***** Stored data *****
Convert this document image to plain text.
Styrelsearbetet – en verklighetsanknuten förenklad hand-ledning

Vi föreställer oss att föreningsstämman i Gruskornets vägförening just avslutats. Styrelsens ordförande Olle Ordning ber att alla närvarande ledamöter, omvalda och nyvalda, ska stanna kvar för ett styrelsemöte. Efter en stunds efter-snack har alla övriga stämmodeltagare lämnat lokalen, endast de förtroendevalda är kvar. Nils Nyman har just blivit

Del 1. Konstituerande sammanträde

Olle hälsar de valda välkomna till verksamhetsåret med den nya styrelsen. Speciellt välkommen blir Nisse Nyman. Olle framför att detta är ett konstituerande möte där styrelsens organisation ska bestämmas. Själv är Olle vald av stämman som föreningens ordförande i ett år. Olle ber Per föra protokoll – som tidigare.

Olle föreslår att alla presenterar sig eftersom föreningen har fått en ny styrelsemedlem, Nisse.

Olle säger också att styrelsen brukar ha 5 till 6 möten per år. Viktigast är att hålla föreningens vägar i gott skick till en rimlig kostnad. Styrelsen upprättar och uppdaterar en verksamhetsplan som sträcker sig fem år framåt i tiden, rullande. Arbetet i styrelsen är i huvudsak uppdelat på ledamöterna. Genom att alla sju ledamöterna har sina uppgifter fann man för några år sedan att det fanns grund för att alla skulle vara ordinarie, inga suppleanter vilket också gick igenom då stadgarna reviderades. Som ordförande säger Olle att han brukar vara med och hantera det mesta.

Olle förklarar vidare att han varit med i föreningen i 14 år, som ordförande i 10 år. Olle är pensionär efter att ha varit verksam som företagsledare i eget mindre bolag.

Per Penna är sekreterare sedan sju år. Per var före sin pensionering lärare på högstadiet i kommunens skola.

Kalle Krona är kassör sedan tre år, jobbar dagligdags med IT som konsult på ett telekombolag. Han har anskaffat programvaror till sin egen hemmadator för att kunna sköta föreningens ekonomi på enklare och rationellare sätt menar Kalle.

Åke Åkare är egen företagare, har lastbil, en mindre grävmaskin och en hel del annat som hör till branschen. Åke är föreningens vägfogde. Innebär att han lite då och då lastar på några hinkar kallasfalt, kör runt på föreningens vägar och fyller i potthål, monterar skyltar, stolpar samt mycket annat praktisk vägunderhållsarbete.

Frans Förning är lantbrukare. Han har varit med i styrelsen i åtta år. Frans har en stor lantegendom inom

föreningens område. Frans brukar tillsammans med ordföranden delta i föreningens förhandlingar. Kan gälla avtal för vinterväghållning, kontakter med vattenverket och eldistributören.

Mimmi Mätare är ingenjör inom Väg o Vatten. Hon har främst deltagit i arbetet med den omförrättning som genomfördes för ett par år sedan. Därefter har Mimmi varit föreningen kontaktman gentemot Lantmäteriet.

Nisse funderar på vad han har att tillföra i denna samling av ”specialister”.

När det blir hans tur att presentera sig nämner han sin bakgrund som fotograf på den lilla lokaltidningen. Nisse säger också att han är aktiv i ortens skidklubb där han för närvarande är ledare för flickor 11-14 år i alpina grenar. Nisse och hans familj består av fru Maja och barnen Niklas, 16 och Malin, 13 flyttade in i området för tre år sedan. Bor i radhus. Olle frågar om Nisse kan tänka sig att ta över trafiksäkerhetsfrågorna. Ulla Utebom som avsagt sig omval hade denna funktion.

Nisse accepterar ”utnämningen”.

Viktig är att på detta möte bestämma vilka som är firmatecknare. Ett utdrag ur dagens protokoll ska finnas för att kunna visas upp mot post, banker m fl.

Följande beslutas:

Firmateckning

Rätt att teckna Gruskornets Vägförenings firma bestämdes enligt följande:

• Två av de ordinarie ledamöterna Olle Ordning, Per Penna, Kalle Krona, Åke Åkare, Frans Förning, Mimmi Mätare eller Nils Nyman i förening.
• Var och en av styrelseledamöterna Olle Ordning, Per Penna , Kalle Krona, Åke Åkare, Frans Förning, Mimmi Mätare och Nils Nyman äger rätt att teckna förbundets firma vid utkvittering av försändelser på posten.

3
*****
- What to produce: Every entry above should be returned exactly as written.

- Solution:
Convert this document image to plain text.
Styrelsearbetet – en verklighetsanknuten förenklad hand-ledning

Vi föreställer oss att föreningsstämman i Gruskornets vägförening just avslutats. Styrelsens ordförande Olle Ordning ber att alla närvarande ledamöter, omvalda och nyvalda, ska stanna kvar för ett styrelsemöte. Efter en stunds efter-snack har alla övriga stämmodeltagare lämnat lokalen, endast de förtroendevalda är kvar. Nils Nyman har just blivit

Del 1. Konstituerande sammanträde

Olle hälsar de valda välkomna till verksamhetsåret med den nya styrelsen. Speciellt välkommen blir Nisse Nyman. Olle framför att detta är ett konstituerande möte där styrelsens organisation ska bestämmas. Själv är Olle vald av stämman som föreningens ordförande i ett år. Olle ber Per föra protokoll – som tidigare.

Olle föreslår att alla presenterar sig eftersom föreningen har fått en ny styrelsemedlem, Nisse.

Olle säger också att styrelsen brukar ha 5 till 6 möten per år. Viktigast är att hålla föreningens vägar i gott skick till en rimlig kostnad. Styrelsen upprättar och uppdaterar en verksamhetsplan som sträcker sig fem år framåt i tiden, rullande. Arbetet i styrelsen är i huvudsak uppdelat på ledamöterna. Genom att alla sju ledamöterna har sina uppgifter fann man för några år sedan att det fanns grund för att alla skulle vara ordinarie, inga suppleanter vilket också gick igenom då stadgarna reviderades. Som ordförande säger Olle att han brukar vara med och hantera det mesta.

Olle förklarar vidare att han varit med i föreningen i 14 år, som ordförande i 10 år. Olle är pensionär efter att ha varit verksam som företagsledare i eget mindre bolag.

Per Penna är sekreterare sedan sju år. Per var före sin pensionering lärare på högstadiet i kommunens skola.

Kalle Krona är kassör sedan tre år, jobbar dagligdags med IT som konsult på ett telekombolag. Han har anskaffat programvaror till sin egen hemmadator för att kunna sköta föreningens ekonomi på enklare och rationellare sätt menar Kalle.

Åke Åkare är egen företagare, har lastbil, en mindre grävmaskin och en hel del annat som hör till branschen. Åke är föreningens vägfogde. Innebär att han lite då och då lastar på några hinkar kallasfalt, kör runt på föreningens vägar och fyller i potthål, monterar skyltar, stolpar samt mycket annat praktisk vägunderhållsarbete.

Frans Förning är lantbrukare. Han har varit med i styrelsen i åtta år. Frans har en stor lantegendom inom

föreningens område. Frans brukar tillsammans med ordföranden delta i föreningens förhandlingar. Kan gälla avtal för vinterväghållning, kontakter med vattenverket och eldistributören.

Mimmi Mätare är ingenjör inom Väg o Vatten. Hon har främst deltagit i arbetet med den omförrättning som genomfördes för ett par år sedan. Därefter har Mimmi varit föreningen kontaktman gentemot Lantmäteriet.

Nisse funderar på vad han har att tillföra i denna samling av ”specialister”.

När det blir hans tur att presentera sig nämner han sin bakgrund som fotograf på den lilla lokaltidningen. Nisse säger också att han är aktiv i ortens skidklubb där han för närvarande är ledare för flickor 11-14 år i alpina grenar. Nisse och hans familj består av fru Maja och barnen Niklas, 16 och Malin, 13 flyttade in i området för tre år sedan. Bor i radhus. Olle frågar om Nisse kan tänka sig att ta över trafiksäkerhetsfrågorna. Ulla Utebom som avsagt sig omval hade denna funktion.

Nisse accepterar ”utnämningen”.

Viktig är att på detta möte bestämma vilka som är firmatecknare. Ett utdrag ur dagens protokoll ska finnas för att kunna visas upp mot post, banker m fl.

Följande beslutas:

Firmateckning

Rätt att teckna Gruskornets Vägförenings firma bestämdes enligt följande:

• Två av de ordinarie ledamöterna Olle Ordning, Per Penna, Kalle Krona, Åke Åkare, Frans Förning, Mimmi Mätare eller Nils Nyman i förening.
• Var och en av styrelseledamöterna Olle Ordning, Per Penna , Kalle Krona, Åke Åkare, Frans Förning, Mimmi Mätare och Nils Nyman äger rätt att teckna förbundets firma vid utkvittering av försändelser på posten.

3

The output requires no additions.